## Given text
§

Bee party

How many birthday parties is this kid gonna get? :D

Namine was talking with her teacher on video chat some time ago, and I forget how, but the subject of bees came up. Ever since, Namine has wanted to have a bee party.

Originally, the bee party wasn’t going to be in connection with Namine’s birthday; it was just going to be this standalone thing… a party with no real reason other than bees are pretty awesome. But while Namine had a birthday party over at my parents’ house, and she had a birthday tea party where she invited her friends, she never had one that all of our family could attend. So, the bee party turned into another birthday party.

Namine never wavered from what she wanted, either. She never changed her mind about the party’s theme — even the cake. She had a clear idea in mind from the start. She described the cake as a beehive, with little bees on sticks sticking out of it, so it looked like they were buzzing around.

The cake was so large, we had to remove a whole shelf to get it in the fridge.

The one thing Jessica and I overrode was Namine’s idea for the meal. She originally just wanted to have honey sandwiches, and nothing else. We persuaded her to allow for a cookout, instead. There’s a park pretty close by to our apartment, and we rented its pavilion out for yesterday afternoon.

I think this was our first time organizing this kind of thing, and we were not that organized. (We thought we were, but we were wrong.) So yesterday morning, while Jessica and I ran around like beheaded chickens, Namine contented herself with playing Teenage Mutant Ninja Turtles.

When we got to the park, I must have made at least a dozen trips back and forth from the car to the pavilion. There weren’t any close parking spots, but we made do. I was very thankful for my parents and sister being there to help out. I had to run to the store to get ice, and Jessica was able to focus on grilling the hamburgers and hot dogs while they took care of the fruit and vegetables.

Namine had been repeatedly asking to go play, but there was a lot to do. When I got back from the store, my sister was freed to take Namine over to the playground, but not before decorating her a little more. We had already dressed her in a striped bee shirt, but my sister had some washable colored hair spray. Add a bee headband, and she was all set.

§

## Dataset items
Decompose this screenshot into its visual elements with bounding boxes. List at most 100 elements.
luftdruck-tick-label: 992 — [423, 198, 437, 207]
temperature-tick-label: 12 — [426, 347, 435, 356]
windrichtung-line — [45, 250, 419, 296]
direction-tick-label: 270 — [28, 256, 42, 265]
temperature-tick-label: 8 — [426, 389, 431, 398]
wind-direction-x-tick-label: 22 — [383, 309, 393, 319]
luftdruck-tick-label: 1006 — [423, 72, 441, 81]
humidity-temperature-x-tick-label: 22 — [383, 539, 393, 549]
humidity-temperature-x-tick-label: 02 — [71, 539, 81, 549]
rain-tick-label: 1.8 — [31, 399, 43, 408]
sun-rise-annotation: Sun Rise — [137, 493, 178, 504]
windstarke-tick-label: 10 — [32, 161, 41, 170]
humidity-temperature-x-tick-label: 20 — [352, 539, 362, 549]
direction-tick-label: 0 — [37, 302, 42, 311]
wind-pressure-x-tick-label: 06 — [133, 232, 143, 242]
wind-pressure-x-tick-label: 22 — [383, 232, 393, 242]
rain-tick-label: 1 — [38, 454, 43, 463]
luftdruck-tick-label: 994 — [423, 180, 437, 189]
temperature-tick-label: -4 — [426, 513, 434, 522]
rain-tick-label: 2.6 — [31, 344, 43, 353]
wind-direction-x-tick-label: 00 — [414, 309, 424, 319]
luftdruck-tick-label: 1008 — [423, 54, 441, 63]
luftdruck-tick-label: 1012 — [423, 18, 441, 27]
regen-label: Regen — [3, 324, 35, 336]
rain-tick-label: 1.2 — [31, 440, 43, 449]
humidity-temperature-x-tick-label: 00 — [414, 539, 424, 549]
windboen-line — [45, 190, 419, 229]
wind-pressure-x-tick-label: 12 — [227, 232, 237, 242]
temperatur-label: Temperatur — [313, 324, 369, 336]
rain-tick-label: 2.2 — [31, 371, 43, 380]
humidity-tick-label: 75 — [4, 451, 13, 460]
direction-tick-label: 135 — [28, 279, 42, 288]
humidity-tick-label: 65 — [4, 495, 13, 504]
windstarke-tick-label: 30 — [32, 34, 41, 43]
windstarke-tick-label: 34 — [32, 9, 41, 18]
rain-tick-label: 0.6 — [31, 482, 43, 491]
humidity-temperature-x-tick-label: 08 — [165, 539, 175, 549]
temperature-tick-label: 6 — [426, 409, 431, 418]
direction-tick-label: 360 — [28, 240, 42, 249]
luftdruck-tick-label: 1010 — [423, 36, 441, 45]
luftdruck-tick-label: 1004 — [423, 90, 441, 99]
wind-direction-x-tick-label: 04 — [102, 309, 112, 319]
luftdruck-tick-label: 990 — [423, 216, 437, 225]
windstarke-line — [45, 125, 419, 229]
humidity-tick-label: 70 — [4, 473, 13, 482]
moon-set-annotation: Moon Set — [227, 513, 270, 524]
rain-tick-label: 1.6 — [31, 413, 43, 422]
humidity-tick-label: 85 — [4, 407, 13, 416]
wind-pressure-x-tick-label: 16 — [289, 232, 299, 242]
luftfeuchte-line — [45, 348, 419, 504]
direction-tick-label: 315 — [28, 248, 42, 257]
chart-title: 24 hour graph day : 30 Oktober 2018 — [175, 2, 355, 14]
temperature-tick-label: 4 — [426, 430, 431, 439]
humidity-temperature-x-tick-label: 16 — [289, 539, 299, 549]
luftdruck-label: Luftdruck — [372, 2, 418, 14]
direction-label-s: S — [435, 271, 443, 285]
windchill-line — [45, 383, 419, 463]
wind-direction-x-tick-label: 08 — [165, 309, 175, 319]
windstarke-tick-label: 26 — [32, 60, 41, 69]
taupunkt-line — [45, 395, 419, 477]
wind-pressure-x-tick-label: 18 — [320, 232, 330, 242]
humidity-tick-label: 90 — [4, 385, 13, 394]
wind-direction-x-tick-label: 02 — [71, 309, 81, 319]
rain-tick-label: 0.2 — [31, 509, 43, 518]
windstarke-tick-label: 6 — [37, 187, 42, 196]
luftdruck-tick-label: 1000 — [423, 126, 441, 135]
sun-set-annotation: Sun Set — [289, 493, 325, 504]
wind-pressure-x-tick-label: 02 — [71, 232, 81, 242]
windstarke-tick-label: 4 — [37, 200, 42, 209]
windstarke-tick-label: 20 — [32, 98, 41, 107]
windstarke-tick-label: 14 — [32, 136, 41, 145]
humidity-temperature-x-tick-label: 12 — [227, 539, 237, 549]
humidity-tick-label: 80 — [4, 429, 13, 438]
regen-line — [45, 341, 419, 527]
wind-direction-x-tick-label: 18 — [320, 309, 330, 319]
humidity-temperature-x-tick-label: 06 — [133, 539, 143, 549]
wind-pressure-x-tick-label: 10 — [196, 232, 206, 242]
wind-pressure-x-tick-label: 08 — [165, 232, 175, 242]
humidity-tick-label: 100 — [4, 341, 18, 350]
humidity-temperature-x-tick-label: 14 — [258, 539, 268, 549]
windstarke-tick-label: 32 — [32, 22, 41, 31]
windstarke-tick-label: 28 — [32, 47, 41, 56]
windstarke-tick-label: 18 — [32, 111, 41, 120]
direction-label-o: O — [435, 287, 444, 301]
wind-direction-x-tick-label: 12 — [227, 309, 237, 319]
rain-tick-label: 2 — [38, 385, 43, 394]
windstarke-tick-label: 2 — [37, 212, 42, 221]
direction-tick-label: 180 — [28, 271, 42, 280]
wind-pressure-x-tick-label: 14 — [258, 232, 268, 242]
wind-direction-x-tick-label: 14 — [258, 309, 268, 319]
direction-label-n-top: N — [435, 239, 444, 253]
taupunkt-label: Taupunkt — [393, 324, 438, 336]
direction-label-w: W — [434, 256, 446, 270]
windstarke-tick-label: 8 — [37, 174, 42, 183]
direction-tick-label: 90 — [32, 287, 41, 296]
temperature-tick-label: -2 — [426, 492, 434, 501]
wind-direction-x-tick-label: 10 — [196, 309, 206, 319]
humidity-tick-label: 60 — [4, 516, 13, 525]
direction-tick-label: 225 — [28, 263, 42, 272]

§

## Task prompt
Pick up the bee party blog post after its last sentence and keep writing it in the same voice.

## Response area
Namine’s cousin and her parents arrived just as the food was coming off the grill, so we sat down to eat. Namine’s interest was not in eating, though; it was in playing. There was a big playground just yonder, after all. It was calling her name.

As Namine and her cousin climbed around the playground, I followed. I try not to be a helicopter parent, I really do, but I just wanted to be sure Namine wouldn’t fall and hurt herself. I needn’t have worried.

When it was time to come back into the pavilion, Namine asked me to carry her back to her wheelchair. Scooting around on the wood chips was starting to take its toll on her legs and feet, and I’m sure she’ll be sporting all sorts of bruises later.

Jessica and I had prepared a bunch of arts and crafts projects. The party was outside, but the weather forecast had predicted rain. The crafts were all bee-themed, of course.

Namine’s bee cake was, in fact, several cakes. Four, I think, if I’m remembering what the ladies at the bakery told us, with a board in the middle to distribute weight, plus a cupcake on top.

We had no idea how to cut it.

“I have no idea how to cut this.”

When Jessica and I made Namine’s Elsa cake, we made our own fondant. Normally, fondant is normally marzipan-based (it contains almond paste), but ours was marshmallow-based because neither of us likes the taste of marzipan fondant. The bee cake’s fondant was not as overpoweringly sweet, but it didn’t taste like marzipan, either. (Jessica told me later that the ladies at the bakery had told her it was a vanilla fondant.)

The sticks attaching the bees to the cake were of course not edible, but the bees were. They were made completely out of fondant, and man, were they sweet! I couldn’t finish my bee. Namine ate the wings off hers.

As for the cake itself, it was made up of stripes of white and chocolate cake, with a delicious buttercream frosting (an inch thick!) covered in fondant. I don’t think anyone actually finished their pieces of cake, they were so, so sweet.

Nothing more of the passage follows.